### PROBLEM TO SOLVE:
Pull each line containing "ylabel" out of the data and copy it.

══════════════════════════════

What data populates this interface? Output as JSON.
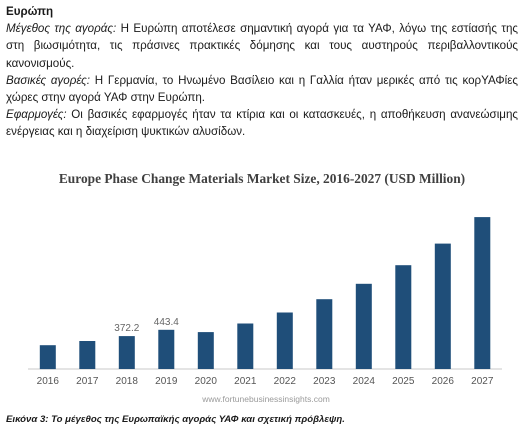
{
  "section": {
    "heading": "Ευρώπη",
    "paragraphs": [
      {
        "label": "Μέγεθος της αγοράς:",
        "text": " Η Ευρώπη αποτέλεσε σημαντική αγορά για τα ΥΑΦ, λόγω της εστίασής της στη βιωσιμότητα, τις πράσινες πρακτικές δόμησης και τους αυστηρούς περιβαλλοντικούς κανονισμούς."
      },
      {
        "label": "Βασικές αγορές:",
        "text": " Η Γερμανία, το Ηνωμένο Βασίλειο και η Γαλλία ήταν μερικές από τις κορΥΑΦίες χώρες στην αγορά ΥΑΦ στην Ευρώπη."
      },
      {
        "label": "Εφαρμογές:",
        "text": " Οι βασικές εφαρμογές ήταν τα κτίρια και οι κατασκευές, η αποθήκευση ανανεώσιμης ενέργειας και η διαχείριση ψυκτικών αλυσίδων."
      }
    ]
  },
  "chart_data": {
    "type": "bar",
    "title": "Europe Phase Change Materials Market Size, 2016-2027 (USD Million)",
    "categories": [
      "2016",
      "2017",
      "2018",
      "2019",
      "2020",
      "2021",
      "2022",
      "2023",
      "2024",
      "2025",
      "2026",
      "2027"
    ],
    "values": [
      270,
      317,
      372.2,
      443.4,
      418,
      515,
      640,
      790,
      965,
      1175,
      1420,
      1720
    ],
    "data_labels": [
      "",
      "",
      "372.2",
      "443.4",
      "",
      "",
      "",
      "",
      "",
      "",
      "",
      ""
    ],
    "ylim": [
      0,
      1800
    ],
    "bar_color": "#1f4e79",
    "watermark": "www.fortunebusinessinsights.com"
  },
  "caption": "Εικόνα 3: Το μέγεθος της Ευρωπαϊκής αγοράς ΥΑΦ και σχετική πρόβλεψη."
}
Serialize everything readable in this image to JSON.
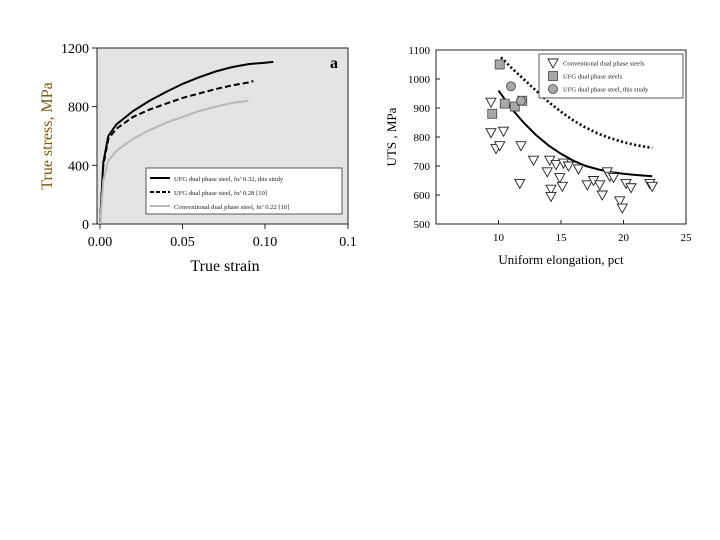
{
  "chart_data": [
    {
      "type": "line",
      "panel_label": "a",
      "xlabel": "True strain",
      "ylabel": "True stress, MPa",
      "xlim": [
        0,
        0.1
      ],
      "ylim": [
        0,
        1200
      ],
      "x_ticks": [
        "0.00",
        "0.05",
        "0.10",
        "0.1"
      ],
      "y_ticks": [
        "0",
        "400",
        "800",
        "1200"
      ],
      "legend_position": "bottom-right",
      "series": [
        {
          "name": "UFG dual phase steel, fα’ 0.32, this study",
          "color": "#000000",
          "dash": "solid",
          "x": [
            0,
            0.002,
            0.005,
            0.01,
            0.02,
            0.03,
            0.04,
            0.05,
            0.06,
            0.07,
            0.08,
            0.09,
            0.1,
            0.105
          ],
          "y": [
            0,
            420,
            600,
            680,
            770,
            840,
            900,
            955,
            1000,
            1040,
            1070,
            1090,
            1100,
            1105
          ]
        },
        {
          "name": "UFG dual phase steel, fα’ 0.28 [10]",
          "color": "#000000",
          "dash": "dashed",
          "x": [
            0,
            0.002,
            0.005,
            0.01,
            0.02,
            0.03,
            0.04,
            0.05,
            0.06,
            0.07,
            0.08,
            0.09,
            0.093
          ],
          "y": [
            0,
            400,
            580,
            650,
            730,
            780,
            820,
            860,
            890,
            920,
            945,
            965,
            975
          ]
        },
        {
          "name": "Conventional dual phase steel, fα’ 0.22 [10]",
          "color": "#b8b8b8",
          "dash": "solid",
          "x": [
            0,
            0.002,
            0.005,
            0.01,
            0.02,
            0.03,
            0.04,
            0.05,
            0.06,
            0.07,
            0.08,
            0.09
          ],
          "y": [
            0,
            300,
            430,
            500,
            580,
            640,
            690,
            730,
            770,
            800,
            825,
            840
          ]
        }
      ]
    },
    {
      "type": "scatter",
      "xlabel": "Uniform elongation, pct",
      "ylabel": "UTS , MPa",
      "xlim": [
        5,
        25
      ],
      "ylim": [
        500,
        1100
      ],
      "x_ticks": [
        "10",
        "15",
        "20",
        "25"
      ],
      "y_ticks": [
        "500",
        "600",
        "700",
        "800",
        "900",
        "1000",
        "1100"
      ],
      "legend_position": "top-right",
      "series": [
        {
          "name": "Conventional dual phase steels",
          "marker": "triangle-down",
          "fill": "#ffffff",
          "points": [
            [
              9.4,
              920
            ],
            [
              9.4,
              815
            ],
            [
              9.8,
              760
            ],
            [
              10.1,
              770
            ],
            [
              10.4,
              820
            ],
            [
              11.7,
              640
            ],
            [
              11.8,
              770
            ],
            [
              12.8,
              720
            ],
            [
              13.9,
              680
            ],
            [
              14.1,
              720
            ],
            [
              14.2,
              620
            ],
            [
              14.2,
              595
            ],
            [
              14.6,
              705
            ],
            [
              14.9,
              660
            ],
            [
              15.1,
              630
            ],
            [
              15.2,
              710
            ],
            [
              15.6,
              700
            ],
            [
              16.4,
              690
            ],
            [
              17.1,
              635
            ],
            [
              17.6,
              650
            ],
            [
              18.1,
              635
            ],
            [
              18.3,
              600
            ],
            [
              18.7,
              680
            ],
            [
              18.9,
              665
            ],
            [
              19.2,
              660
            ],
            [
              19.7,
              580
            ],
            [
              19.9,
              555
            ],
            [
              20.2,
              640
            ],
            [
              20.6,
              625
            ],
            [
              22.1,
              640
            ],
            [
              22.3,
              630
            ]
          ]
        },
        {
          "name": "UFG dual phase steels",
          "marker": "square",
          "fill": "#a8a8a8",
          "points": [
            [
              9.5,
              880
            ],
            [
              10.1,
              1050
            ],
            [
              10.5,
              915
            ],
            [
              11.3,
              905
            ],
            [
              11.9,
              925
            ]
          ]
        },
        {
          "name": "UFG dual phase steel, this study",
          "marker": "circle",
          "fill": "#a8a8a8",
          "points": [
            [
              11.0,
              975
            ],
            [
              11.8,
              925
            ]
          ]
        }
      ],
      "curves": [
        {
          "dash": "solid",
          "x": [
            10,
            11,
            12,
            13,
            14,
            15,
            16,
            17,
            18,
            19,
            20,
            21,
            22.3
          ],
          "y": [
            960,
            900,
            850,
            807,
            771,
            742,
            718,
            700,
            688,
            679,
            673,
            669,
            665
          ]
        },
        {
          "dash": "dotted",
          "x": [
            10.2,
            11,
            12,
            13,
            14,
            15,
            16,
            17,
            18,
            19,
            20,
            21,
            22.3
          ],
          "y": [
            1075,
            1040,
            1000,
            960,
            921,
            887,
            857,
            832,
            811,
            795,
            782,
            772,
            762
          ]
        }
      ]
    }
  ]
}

══════════════════════════════

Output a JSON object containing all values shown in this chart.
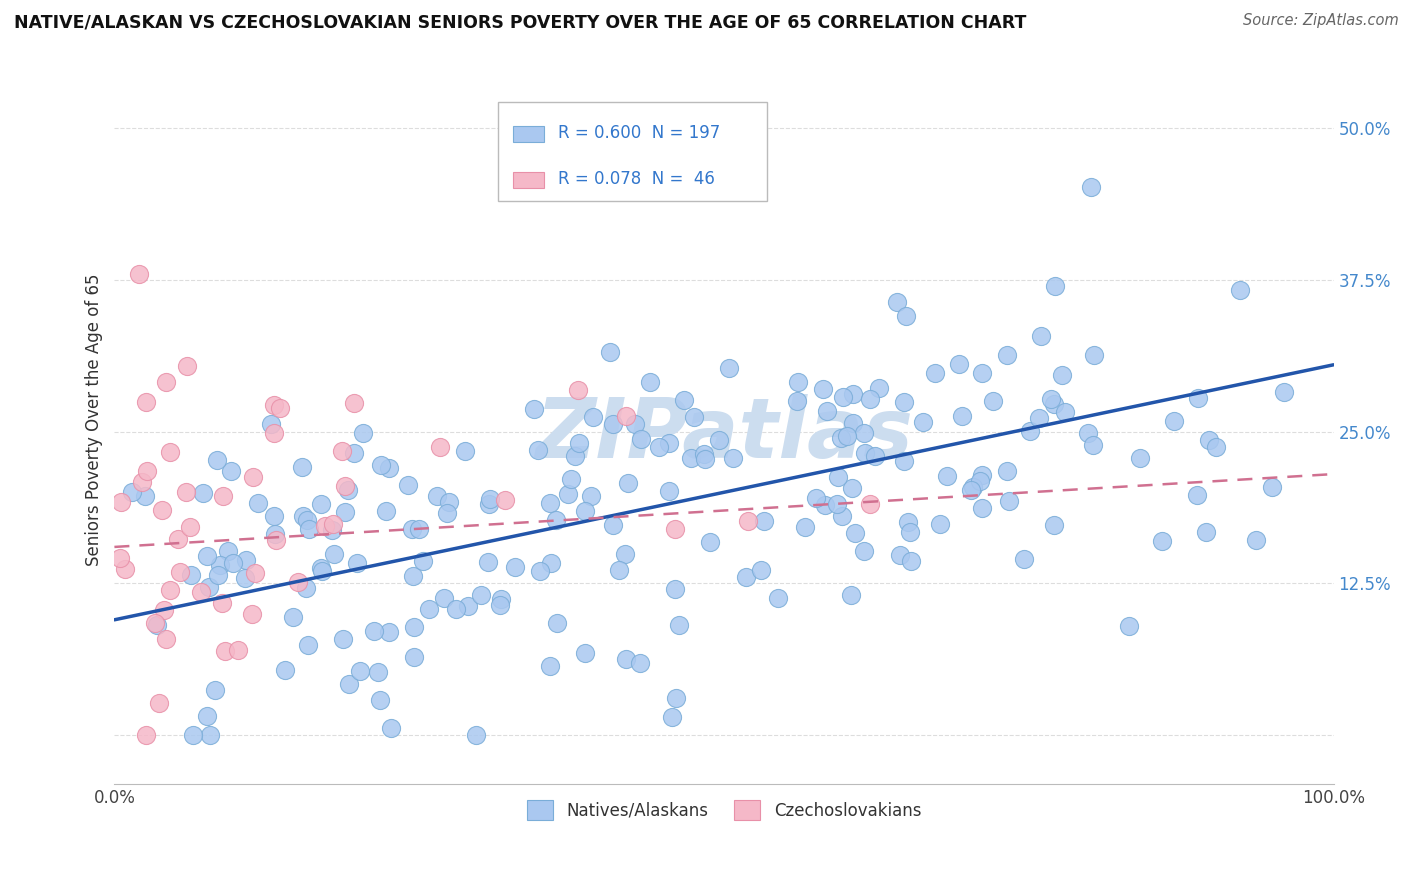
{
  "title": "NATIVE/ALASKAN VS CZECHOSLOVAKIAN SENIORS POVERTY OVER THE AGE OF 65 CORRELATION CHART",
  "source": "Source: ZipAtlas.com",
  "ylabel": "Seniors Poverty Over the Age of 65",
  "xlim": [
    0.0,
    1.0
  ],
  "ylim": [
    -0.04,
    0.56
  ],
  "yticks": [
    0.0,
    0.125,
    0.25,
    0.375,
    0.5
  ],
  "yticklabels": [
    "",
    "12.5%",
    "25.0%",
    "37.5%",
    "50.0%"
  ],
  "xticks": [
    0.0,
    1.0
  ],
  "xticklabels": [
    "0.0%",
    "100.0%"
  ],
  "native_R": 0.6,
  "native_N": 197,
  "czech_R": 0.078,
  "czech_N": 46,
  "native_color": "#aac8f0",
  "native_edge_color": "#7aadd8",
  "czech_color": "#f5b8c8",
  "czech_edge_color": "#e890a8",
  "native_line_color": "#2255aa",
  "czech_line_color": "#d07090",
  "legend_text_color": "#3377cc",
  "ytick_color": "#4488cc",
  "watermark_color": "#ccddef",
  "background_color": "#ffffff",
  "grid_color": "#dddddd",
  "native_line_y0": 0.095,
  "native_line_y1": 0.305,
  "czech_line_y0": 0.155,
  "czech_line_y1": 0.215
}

══════════════════════════════

### FULL ANSWER:
      "ylabel": "True stress, MPa",
      "ylabel": "UTS , MPa",
  "ylabel": "Seniors Poverty Over the Age of 65",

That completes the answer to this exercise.